[Source data]
★ ★ ★ ★ ★ ★ ★

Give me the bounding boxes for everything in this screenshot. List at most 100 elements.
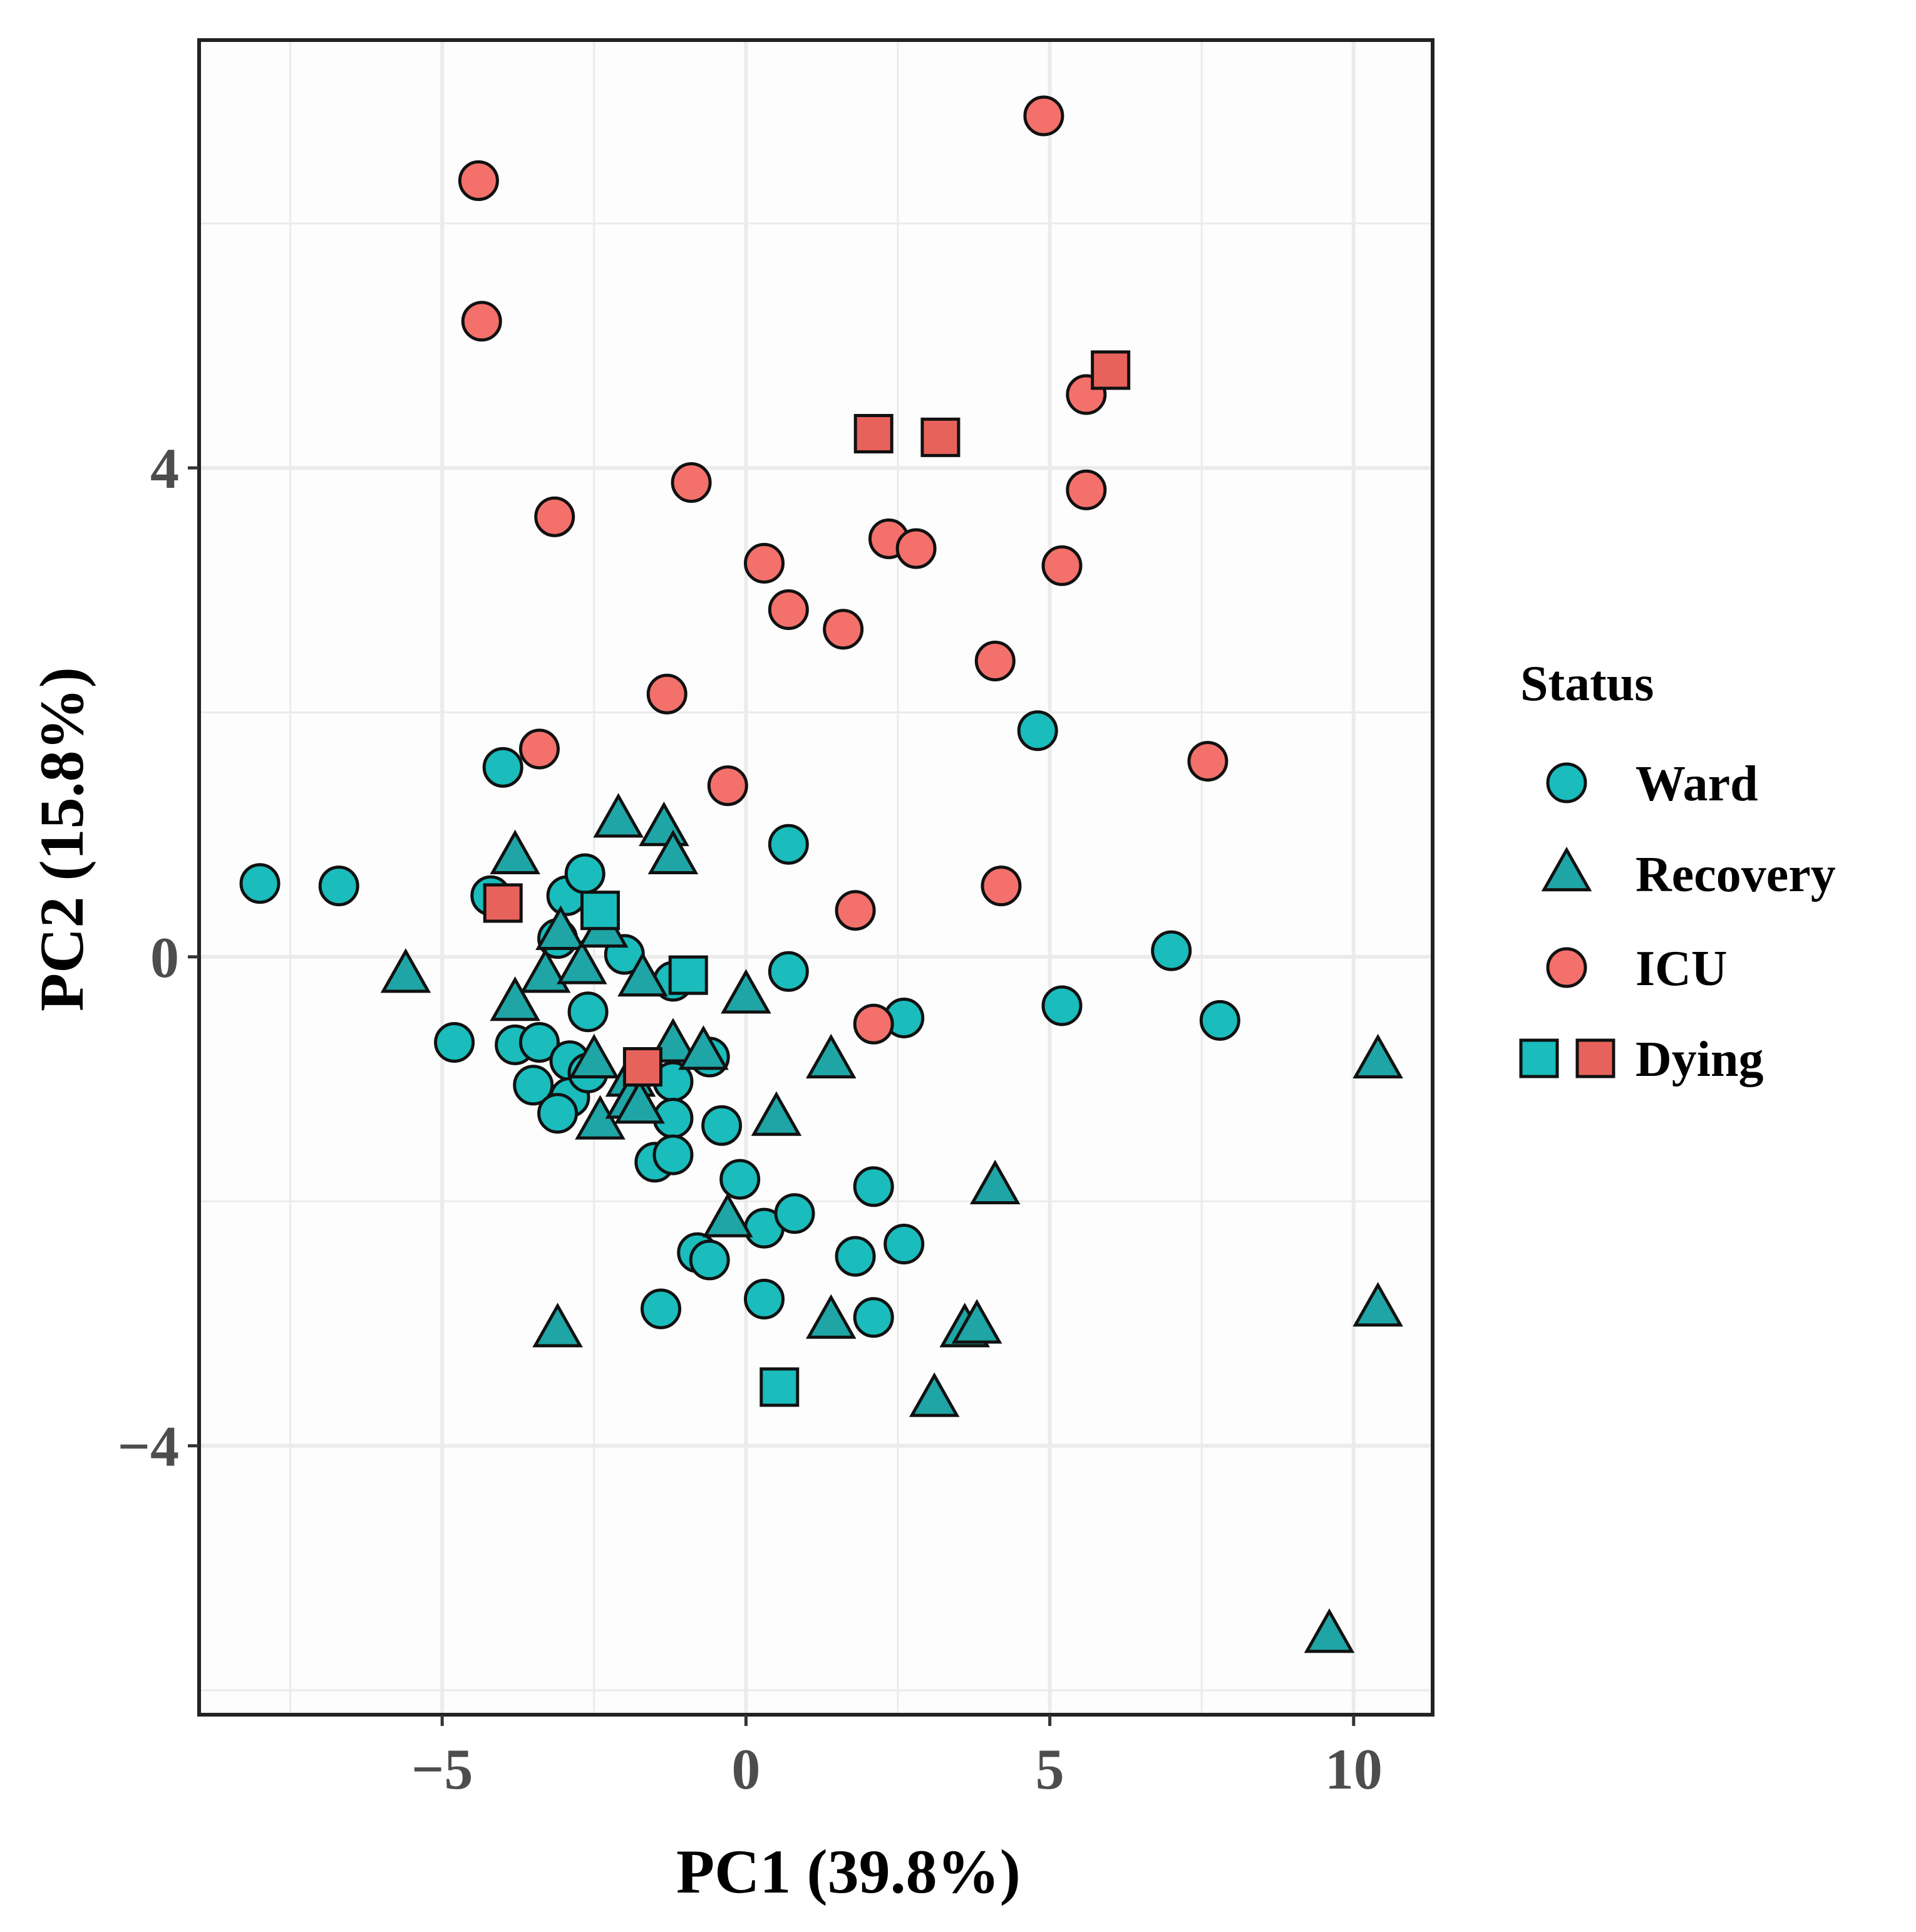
legend-label-ward: Ward	[1635, 757, 1758, 812]
ward-point	[434, 1021, 475, 1063]
dying-ward-point	[760, 1367, 800, 1407]
icu-point	[534, 496, 575, 537]
icu-point	[671, 462, 712, 504]
ward-point	[744, 1278, 785, 1320]
icu-point	[1041, 545, 1083, 586]
ward-point	[482, 746, 523, 788]
ward-point	[518, 1021, 560, 1063]
icu-point	[974, 641, 1016, 682]
ward-point	[537, 1093, 579, 1134]
icu-point	[744, 542, 785, 584]
icu-point	[518, 728, 560, 770]
recovery-point	[490, 976, 540, 1021]
icu-point	[895, 528, 937, 569]
icu-point	[461, 301, 502, 342]
ward-point	[719, 1159, 761, 1200]
icu-point	[1066, 469, 1107, 510]
icu-point	[768, 589, 809, 631]
recovery-point	[751, 1091, 802, 1136]
ward-point	[883, 1224, 925, 1265]
ward-point	[1199, 1000, 1240, 1041]
dying-icu-point	[483, 883, 523, 923]
ward-point	[768, 824, 809, 865]
recovery-point	[1352, 1281, 1403, 1327]
legend-key-recovery	[1541, 846, 1592, 892]
recovery-point	[380, 948, 431, 993]
x-axis-label: PC1 (39.8%)	[676, 1837, 1021, 1906]
recovery-point	[647, 829, 699, 875]
ward-point	[774, 1193, 815, 1234]
recovery-point	[490, 829, 540, 875]
ward-point	[652, 1134, 694, 1175]
ward-point	[1017, 710, 1058, 752]
icu-point	[1187, 741, 1228, 782]
legend-label-recovery: Recovery	[1635, 847, 1836, 902]
ward-point	[835, 1236, 876, 1277]
x-tick-label: 0	[731, 1737, 760, 1801]
x-tick-label: 10	[1325, 1737, 1383, 1801]
recovery-point	[617, 951, 668, 997]
y-tick-label: −4	[118, 1415, 179, 1479]
icu-point	[646, 673, 688, 715]
legend-label-dying: Dying	[1635, 1032, 1764, 1087]
dying-ward-point	[668, 955, 708, 995]
recovery-point	[678, 1025, 729, 1070]
icu-point	[835, 890, 876, 931]
icu-point	[981, 865, 1022, 907]
recovery-point	[557, 939, 607, 984]
legend-key-dying-ward	[1519, 1038, 1559, 1078]
recovery-point	[909, 1372, 960, 1417]
dying-icu-point	[853, 413, 894, 453]
ward-point	[701, 1105, 743, 1146]
panel-background	[199, 40, 1433, 1715]
dying-icu-point	[622, 1047, 662, 1087]
legend-key-dying-icu	[1575, 1038, 1615, 1078]
y-tick-label: 4	[150, 437, 179, 500]
recovery-point	[569, 1033, 620, 1078]
plot-panel	[197, 38, 1434, 1717]
ward-point	[853, 1166, 894, 1207]
ward-point	[853, 1297, 894, 1338]
recovery-point	[969, 1159, 1021, 1205]
recovery-point	[520, 948, 571, 993]
ward-point	[318, 865, 359, 907]
ward-point	[567, 991, 609, 1033]
ward-point	[768, 951, 809, 992]
recovery-point	[532, 1303, 583, 1348]
grid-lines	[199, 40, 1433, 1715]
ward-point	[513, 1065, 554, 1106]
ward-point	[564, 853, 605, 894]
ward-point	[689, 1239, 730, 1281]
recovery-point	[702, 1192, 753, 1237]
icu-point	[823, 609, 864, 650]
recovery-point	[721, 969, 771, 1014]
recovery-point	[614, 1078, 665, 1124]
legend-key-icu	[1546, 947, 1587, 988]
legend-key-ward	[1546, 762, 1587, 803]
icu-point	[853, 1003, 894, 1045]
recovery-point	[805, 1294, 857, 1339]
recovery-point	[1304, 1608, 1355, 1653]
icu-point	[707, 765, 748, 807]
recovery-point	[951, 1299, 1002, 1344]
icu-point	[1023, 95, 1064, 137]
recovery-point	[805, 1033, 857, 1078]
ward-point	[1041, 985, 1083, 1026]
recovery-point	[593, 793, 644, 838]
dying-ward-point	[580, 891, 620, 931]
y-axis: −4 0 4	[118, 437, 199, 1479]
x-tick-label: −5	[411, 1737, 473, 1801]
dying-icu-point	[920, 417, 961, 457]
y-axis-label: PC2 (15.8%)	[27, 667, 96, 1011]
data-points	[239, 95, 1403, 1653]
dying-icu-point	[1091, 350, 1131, 390]
legend-label-icu: ICU	[1635, 941, 1728, 996]
ward-point	[1151, 930, 1192, 971]
panel-border	[197, 38, 1434, 1717]
legend: Status Ward Recovery ICU Dying	[1519, 656, 1836, 1087]
recovery-point	[1352, 1033, 1403, 1078]
y-tick-label: 0	[150, 926, 179, 989]
ward-point	[239, 863, 281, 904]
recovery-point	[535, 905, 586, 951]
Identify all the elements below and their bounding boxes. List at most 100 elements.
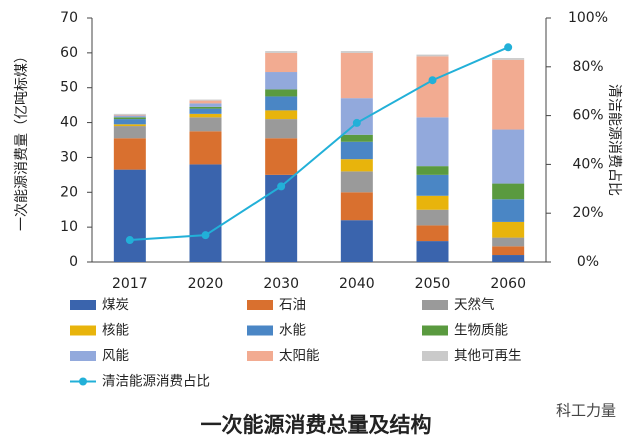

★ ★ ★ ★ ★ ★ ★

* To do *
Revise the listing above by changing every "recovery-point" to "recovery-marker" and keeping everything else the same. Omit the pictures from your answer.

* Solution to this exercise *
Give me the bounding boxes for everything in this screenshot. List at most 100 elements.
legend-label-ward: Ward	[1635, 757, 1758, 812]
ward-point	[434, 1021, 475, 1063]
dying-ward-point	[760, 1367, 800, 1407]
icu-point	[534, 496, 575, 537]
icu-point	[671, 462, 712, 504]
ward-point	[744, 1278, 785, 1320]
icu-point	[1041, 545, 1083, 586]
ward-point	[482, 746, 523, 788]
ward-point	[518, 1021, 560, 1063]
icu-point	[974, 641, 1016, 682]
ward-point	[537, 1093, 579, 1134]
icu-point	[744, 542, 785, 584]
icu-point	[518, 728, 560, 770]
recovery-marker	[490, 976, 540, 1021]
icu-point	[895, 528, 937, 569]
icu-point	[461, 301, 502, 342]
ward-point	[719, 1159, 761, 1200]
icu-point	[1066, 469, 1107, 510]
icu-point	[768, 589, 809, 631]
recovery-marker	[751, 1091, 802, 1136]
ward-point	[883, 1224, 925, 1265]
ward-point	[1199, 1000, 1240, 1041]
dying-icu-point	[483, 883, 523, 923]
ward-point	[768, 824, 809, 865]
recovery-marker	[1352, 1281, 1403, 1327]
legend-key-recovery	[1541, 846, 1592, 892]
recovery-marker	[380, 948, 431, 993]
x-axis-label: PC1 (39.8%)	[676, 1837, 1021, 1906]
recovery-marker	[647, 829, 699, 875]
ward-point	[774, 1193, 815, 1234]
recovery-marker	[490, 829, 540, 875]
ward-point	[652, 1134, 694, 1175]
ward-point	[1017, 710, 1058, 752]
icu-point	[1187, 741, 1228, 782]
legend-label-recovery: Recovery	[1635, 847, 1836, 902]
ward-point	[835, 1236, 876, 1277]
x-tick-label: 0	[731, 1737, 760, 1801]
x-tick-label: 10	[1325, 1737, 1383, 1801]
recovery-marker	[617, 951, 668, 997]
y-tick-label: −4	[118, 1415, 179, 1479]
icu-point	[646, 673, 688, 715]
legend-label-dying: Dying	[1635, 1032, 1764, 1087]
dying-ward-point	[668, 955, 708, 995]
recovery-marker	[678, 1025, 729, 1070]
icu-point	[835, 890, 876, 931]
icu-point	[981, 865, 1022, 907]
recovery-marker	[557, 939, 607, 984]
legend-key-dying-ward	[1519, 1038, 1559, 1078]
recovery-marker	[909, 1372, 960, 1417]
dying-icu-point	[853, 413, 894, 453]
ward-point	[701, 1105, 743, 1146]
panel-background	[199, 40, 1433, 1715]
dying-icu-point	[622, 1047, 662, 1087]
legend-key-dying-icu	[1575, 1038, 1615, 1078]
y-tick-label: 4	[150, 437, 179, 500]
recovery-marker	[569, 1033, 620, 1078]
plot-panel	[197, 38, 1434, 1717]
ward-point	[853, 1166, 894, 1207]
ward-point	[853, 1297, 894, 1338]
recovery-marker	[969, 1159, 1021, 1205]
recovery-marker	[520, 948, 571, 993]
ward-point	[318, 865, 359, 907]
ward-point	[567, 991, 609, 1033]
ward-point	[768, 951, 809, 992]
recovery-marker	[532, 1303, 583, 1348]
grid-lines	[199, 40, 1433, 1715]
ward-point	[513, 1065, 554, 1106]
ward-point	[564, 853, 605, 894]
ward-point	[689, 1239, 730, 1281]
recovery-marker	[702, 1192, 753, 1237]
icu-point	[823, 609, 864, 650]
recovery-marker	[721, 969, 771, 1014]
recovery-marker	[614, 1078, 665, 1124]
legend-key-icu	[1546, 947, 1587, 988]
legend-key-ward	[1546, 762, 1587, 803]
icu-point	[853, 1003, 894, 1045]
recovery-marker	[805, 1294, 857, 1339]
recovery-marker	[1304, 1608, 1355, 1653]
icu-point	[707, 765, 748, 807]
recovery-marker	[951, 1299, 1002, 1344]
icu-point	[1023, 95, 1064, 137]
recovery-marker	[805, 1033, 857, 1078]
ward-point	[1041, 985, 1083, 1026]
recovery-marker	[593, 793, 644, 838]
dying-ward-point	[580, 891, 620, 931]
y-axis: −4 0 4	[118, 437, 199, 1479]
x-tick-label: −5	[411, 1737, 473, 1801]
dying-icu-point	[920, 417, 961, 457]
y-axis-label: PC2 (15.8%)	[27, 667, 96, 1011]
data-points	[239, 95, 1403, 1653]
dying-icu-point	[1091, 350, 1131, 390]
legend-label-icu: ICU	[1635, 941, 1728, 996]
ward-point	[1151, 930, 1192, 971]
panel-border	[197, 38, 1434, 1717]
legend: Status Ward Recovery ICU Dying	[1519, 656, 1836, 1087]
recovery-marker	[1352, 1033, 1403, 1078]
y-tick-label: 0	[150, 926, 179, 989]
ward-point	[239, 863, 281, 904]
recovery-marker	[535, 905, 586, 951]
Identify all the elements below and their bounding boxes. List at most 100 elements.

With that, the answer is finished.